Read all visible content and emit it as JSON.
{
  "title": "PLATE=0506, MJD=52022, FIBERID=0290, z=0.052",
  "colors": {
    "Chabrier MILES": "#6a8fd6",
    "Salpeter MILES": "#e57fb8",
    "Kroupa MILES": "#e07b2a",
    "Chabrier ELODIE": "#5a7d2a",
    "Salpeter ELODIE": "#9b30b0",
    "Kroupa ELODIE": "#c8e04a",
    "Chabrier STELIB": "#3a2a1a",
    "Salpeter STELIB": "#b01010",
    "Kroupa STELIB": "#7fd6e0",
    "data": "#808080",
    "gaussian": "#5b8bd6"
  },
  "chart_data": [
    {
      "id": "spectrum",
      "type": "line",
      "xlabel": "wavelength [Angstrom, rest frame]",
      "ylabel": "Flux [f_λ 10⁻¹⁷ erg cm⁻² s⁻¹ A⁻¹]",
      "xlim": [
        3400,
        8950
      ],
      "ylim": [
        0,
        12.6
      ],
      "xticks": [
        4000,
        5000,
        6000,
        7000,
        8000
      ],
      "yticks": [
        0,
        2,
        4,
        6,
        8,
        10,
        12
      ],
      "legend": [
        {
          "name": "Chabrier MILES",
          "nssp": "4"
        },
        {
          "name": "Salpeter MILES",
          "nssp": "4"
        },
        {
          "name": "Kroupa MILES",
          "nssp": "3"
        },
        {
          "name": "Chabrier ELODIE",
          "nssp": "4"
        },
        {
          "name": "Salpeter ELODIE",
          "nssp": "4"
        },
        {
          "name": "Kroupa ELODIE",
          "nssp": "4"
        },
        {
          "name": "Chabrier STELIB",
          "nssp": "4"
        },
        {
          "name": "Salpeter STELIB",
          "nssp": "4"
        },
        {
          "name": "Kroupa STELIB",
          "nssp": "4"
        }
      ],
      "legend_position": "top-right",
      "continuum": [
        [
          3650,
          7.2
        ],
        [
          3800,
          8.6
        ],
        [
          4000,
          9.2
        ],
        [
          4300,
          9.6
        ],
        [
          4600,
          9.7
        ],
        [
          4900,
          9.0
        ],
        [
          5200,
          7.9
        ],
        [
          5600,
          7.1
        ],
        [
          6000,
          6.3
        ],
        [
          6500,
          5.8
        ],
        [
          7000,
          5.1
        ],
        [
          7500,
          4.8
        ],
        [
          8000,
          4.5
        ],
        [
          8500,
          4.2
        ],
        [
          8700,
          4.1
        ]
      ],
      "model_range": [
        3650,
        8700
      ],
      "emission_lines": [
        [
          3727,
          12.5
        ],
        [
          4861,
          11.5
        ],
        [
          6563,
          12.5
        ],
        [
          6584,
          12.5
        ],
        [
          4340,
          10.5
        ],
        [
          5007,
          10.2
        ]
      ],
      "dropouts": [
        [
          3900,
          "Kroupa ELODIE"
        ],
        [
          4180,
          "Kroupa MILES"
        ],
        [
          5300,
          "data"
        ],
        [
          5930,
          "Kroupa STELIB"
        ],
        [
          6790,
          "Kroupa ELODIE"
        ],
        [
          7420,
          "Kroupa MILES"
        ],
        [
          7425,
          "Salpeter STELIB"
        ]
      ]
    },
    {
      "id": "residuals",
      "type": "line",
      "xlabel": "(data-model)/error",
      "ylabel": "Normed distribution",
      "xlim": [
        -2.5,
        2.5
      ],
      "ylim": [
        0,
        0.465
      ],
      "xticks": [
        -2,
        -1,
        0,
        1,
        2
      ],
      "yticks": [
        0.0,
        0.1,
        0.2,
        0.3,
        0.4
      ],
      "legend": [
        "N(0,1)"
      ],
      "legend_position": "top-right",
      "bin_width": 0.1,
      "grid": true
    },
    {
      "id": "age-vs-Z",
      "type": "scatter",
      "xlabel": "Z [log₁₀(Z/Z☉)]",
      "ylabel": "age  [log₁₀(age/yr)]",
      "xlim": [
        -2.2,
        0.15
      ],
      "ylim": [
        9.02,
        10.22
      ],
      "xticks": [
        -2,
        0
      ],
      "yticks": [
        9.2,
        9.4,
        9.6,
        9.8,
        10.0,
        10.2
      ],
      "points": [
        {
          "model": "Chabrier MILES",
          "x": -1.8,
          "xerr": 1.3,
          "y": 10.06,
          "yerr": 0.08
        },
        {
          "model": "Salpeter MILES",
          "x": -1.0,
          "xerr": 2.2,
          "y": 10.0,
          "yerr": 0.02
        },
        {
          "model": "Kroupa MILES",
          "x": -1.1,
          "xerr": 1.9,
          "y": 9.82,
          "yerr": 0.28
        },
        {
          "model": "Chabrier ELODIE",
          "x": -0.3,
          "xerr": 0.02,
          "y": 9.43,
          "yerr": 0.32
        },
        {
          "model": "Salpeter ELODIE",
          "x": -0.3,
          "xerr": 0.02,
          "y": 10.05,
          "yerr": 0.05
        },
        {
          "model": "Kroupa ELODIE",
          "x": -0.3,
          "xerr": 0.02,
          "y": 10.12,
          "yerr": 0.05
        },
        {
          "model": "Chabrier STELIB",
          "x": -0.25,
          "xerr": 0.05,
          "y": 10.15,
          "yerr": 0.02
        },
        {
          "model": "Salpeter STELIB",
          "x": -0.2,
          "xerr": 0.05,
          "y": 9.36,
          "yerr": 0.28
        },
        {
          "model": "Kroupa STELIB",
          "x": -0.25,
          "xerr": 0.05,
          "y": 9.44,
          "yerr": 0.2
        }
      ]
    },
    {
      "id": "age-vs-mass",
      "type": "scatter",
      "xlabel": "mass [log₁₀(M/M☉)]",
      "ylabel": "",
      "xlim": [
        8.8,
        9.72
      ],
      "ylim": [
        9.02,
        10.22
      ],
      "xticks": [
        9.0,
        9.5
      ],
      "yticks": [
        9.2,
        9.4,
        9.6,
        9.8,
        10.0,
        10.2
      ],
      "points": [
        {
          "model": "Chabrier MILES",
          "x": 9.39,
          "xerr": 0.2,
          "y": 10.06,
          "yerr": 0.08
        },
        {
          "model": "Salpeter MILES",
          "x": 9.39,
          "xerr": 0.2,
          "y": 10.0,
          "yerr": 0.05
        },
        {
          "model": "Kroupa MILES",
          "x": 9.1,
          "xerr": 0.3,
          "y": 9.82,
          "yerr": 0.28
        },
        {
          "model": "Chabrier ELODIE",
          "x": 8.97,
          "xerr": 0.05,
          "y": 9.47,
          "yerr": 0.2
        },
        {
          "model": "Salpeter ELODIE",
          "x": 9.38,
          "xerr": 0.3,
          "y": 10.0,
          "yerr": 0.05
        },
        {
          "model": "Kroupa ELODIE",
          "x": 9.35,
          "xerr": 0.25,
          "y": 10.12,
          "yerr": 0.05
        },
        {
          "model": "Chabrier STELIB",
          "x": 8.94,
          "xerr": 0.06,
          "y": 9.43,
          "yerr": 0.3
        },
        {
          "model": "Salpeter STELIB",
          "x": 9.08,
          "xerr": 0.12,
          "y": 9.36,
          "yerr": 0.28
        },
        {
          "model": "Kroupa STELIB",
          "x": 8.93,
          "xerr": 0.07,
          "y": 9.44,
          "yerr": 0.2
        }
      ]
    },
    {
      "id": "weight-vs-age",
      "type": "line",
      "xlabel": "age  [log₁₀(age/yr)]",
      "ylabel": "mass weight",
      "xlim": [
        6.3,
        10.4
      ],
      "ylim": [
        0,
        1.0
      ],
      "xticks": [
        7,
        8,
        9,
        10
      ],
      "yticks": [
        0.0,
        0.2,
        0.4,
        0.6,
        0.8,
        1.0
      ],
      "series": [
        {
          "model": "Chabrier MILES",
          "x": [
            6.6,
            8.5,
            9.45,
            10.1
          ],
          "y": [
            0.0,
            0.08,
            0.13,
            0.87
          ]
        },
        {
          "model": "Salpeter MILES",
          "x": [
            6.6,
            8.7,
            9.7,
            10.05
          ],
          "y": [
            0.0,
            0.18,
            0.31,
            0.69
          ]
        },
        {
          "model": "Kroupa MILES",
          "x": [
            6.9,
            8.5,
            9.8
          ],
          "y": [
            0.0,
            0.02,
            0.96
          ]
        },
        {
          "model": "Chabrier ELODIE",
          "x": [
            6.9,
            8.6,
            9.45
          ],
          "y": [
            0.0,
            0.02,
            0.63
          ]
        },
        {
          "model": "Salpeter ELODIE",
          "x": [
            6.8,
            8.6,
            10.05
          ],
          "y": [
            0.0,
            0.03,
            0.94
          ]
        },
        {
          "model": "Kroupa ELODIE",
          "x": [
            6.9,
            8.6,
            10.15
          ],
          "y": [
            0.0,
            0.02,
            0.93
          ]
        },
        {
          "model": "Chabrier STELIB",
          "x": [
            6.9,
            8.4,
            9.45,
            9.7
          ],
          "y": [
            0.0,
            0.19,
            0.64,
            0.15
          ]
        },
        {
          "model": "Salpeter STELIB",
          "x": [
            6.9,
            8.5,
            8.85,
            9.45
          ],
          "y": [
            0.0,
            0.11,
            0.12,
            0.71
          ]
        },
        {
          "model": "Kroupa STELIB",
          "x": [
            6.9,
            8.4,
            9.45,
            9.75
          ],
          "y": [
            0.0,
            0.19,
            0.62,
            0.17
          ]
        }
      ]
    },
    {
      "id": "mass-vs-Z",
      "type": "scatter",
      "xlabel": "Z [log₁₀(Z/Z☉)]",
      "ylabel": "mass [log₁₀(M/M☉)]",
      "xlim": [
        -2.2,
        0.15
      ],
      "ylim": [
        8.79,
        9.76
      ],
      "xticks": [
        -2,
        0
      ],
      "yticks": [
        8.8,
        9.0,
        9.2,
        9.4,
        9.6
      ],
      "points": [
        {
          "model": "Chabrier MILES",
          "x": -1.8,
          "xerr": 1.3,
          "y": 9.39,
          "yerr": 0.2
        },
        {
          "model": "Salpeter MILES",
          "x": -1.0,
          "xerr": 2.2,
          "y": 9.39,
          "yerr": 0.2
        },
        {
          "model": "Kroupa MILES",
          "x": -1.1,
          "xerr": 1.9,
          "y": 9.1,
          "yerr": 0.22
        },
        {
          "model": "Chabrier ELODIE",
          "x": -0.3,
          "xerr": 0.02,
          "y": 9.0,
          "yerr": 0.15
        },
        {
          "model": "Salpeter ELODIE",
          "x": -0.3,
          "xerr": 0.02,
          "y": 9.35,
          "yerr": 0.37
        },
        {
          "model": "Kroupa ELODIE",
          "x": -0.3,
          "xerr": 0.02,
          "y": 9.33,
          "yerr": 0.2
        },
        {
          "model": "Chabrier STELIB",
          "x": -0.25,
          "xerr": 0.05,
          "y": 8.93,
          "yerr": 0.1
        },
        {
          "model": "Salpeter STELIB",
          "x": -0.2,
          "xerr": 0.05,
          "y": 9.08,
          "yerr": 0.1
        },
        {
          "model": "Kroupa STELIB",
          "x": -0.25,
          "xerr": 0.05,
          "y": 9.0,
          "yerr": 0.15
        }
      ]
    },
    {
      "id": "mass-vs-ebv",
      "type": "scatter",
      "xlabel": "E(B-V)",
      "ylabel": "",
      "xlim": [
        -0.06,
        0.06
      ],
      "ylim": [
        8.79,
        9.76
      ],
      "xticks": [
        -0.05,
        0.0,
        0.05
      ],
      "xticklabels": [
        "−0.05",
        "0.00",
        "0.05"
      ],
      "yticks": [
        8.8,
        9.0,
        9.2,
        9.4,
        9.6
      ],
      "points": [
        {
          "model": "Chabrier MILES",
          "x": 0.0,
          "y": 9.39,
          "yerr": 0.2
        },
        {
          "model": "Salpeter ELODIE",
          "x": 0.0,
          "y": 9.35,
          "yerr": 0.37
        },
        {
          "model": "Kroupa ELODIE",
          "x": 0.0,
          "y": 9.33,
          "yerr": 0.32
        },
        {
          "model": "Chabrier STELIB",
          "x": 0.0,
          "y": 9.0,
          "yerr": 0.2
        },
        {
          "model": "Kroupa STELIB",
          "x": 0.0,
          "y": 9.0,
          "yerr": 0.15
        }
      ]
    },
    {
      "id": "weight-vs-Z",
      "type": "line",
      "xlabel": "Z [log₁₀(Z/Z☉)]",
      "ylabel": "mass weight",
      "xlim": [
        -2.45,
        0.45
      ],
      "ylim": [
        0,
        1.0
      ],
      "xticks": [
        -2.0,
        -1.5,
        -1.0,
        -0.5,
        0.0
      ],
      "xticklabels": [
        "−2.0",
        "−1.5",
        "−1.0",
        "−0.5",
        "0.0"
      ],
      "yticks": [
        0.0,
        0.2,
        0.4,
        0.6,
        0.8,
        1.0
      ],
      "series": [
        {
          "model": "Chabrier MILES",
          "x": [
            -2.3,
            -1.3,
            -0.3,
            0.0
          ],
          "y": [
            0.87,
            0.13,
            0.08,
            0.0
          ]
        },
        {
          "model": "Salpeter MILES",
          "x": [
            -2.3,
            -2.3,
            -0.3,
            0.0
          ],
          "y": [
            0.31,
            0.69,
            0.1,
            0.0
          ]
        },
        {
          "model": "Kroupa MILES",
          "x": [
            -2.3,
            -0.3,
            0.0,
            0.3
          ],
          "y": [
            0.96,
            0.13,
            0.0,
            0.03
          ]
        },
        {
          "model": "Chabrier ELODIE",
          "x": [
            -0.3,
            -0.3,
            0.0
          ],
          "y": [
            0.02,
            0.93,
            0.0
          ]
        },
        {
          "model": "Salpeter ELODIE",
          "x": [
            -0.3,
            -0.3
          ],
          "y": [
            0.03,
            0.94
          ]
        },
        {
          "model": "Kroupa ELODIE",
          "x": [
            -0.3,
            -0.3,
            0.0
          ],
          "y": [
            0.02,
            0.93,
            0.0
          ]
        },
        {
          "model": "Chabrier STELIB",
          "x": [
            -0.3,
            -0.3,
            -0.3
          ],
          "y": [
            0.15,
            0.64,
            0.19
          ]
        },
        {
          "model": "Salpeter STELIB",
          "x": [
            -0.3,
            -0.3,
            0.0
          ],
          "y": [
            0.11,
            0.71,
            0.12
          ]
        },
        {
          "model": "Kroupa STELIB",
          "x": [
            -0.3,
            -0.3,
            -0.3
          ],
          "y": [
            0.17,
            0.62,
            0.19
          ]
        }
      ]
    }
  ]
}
+===+
**THE TASK**
Output nothing but the number of lines in the data containing the string "mass".

**COMPLETED EXERCISE**
7